Lift every line from the entries that includes the word "title".

## RAW RECORDS

________________________________________

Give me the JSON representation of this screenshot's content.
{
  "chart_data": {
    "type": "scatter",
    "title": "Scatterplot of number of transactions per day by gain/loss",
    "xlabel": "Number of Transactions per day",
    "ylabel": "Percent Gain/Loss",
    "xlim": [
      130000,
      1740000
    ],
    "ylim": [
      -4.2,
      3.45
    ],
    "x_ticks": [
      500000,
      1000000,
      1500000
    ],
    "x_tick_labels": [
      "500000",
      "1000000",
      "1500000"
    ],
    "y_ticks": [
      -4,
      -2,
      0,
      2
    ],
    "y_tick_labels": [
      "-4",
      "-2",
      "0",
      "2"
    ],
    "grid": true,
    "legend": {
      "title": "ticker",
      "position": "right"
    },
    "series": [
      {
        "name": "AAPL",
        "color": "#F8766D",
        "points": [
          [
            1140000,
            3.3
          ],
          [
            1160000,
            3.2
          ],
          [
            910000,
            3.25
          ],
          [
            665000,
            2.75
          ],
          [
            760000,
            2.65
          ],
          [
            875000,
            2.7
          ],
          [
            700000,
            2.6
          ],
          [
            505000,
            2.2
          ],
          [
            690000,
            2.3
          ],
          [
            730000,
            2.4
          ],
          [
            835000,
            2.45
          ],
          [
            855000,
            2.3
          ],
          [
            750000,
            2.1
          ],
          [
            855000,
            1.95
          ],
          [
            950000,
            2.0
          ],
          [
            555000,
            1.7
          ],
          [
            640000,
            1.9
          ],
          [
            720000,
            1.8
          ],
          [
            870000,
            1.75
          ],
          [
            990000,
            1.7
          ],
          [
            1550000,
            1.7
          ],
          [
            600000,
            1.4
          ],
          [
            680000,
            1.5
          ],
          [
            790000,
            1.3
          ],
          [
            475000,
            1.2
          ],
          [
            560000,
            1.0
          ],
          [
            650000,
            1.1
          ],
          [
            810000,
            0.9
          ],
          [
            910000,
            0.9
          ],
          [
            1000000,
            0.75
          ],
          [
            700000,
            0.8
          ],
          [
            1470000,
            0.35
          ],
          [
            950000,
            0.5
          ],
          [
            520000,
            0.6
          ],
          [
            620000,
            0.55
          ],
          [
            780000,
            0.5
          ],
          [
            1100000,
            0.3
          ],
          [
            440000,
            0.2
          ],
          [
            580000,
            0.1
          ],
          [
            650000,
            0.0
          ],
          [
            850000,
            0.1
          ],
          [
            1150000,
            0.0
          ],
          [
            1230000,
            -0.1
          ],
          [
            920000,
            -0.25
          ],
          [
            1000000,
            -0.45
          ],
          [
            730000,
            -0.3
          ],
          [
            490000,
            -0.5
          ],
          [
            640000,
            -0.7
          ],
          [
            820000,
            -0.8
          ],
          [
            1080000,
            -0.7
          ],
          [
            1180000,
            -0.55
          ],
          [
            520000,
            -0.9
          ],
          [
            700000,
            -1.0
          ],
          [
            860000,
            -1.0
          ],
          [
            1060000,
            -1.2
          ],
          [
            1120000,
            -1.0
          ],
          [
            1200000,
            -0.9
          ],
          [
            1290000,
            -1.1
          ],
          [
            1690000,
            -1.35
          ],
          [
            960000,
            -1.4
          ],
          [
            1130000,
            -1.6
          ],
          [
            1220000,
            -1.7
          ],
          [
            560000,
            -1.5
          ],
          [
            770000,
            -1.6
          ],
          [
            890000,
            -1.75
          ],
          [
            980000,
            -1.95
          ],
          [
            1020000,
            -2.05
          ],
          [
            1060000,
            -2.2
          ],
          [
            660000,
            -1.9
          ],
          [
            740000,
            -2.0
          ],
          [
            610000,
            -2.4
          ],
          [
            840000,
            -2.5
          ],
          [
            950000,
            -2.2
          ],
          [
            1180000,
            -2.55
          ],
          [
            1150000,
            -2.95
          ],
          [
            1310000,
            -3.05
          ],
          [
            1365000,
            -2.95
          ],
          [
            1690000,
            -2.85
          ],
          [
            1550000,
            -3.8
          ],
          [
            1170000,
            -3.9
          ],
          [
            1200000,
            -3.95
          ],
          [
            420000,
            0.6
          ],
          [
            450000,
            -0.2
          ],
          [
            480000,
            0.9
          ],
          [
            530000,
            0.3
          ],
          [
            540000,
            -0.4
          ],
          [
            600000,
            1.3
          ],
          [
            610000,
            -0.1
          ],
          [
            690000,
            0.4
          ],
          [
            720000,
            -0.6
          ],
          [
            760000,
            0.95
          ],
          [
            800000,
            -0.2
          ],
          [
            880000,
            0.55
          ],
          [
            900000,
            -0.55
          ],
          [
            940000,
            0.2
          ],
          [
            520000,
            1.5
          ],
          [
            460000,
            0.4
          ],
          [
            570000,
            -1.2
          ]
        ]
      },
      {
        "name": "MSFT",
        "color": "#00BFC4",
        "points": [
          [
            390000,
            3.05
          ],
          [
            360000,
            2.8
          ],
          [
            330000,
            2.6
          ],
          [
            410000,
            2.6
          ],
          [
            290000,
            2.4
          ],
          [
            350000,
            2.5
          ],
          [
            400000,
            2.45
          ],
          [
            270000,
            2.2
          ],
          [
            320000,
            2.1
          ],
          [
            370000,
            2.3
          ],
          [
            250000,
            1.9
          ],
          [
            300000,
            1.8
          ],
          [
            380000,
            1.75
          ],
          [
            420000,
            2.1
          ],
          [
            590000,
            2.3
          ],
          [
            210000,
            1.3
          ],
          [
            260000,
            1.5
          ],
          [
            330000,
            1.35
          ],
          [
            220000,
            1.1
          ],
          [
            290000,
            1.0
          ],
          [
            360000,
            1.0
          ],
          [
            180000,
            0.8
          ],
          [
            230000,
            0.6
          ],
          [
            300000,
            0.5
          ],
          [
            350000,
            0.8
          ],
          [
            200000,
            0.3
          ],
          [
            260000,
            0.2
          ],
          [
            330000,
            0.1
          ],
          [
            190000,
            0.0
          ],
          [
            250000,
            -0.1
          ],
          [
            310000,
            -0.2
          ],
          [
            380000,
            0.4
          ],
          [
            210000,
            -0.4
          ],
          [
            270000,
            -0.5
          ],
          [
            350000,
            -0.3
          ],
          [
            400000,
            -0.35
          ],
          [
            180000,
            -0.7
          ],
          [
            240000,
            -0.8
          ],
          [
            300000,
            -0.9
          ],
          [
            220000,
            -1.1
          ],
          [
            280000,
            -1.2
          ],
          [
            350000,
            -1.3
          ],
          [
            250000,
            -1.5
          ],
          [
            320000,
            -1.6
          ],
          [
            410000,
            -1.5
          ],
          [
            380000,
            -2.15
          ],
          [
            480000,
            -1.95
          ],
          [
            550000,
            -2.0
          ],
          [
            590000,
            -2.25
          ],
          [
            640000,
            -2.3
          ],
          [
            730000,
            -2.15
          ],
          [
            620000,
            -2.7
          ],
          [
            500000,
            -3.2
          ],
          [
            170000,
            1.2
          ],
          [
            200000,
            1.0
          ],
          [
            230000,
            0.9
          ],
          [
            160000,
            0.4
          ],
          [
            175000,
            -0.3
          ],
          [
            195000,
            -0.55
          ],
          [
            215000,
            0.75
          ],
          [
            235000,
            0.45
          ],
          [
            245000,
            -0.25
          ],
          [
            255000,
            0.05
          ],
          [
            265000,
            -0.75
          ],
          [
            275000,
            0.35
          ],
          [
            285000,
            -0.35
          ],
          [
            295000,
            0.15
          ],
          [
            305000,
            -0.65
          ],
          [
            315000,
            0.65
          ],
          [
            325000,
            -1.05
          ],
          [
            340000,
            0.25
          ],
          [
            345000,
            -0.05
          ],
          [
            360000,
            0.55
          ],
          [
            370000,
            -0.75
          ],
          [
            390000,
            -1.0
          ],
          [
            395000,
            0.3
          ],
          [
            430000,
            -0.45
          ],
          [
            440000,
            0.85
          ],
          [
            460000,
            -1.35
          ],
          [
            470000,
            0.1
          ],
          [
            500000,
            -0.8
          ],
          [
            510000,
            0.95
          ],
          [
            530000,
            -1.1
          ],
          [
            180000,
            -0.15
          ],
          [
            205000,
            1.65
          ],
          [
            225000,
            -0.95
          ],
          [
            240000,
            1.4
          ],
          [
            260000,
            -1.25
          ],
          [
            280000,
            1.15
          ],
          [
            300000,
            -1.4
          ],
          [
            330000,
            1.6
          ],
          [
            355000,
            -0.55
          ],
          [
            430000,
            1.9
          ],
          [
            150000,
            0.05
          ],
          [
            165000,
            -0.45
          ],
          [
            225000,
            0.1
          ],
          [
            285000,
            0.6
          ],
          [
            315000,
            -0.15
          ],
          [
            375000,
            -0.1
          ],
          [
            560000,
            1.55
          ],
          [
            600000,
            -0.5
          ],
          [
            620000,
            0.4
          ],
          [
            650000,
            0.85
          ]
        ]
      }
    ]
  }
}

________________________________________

## OUTPUT FOR THIS TASK
    "title": "Scatterplot of number of transactions per day by gain/loss",
      "title": "ticker",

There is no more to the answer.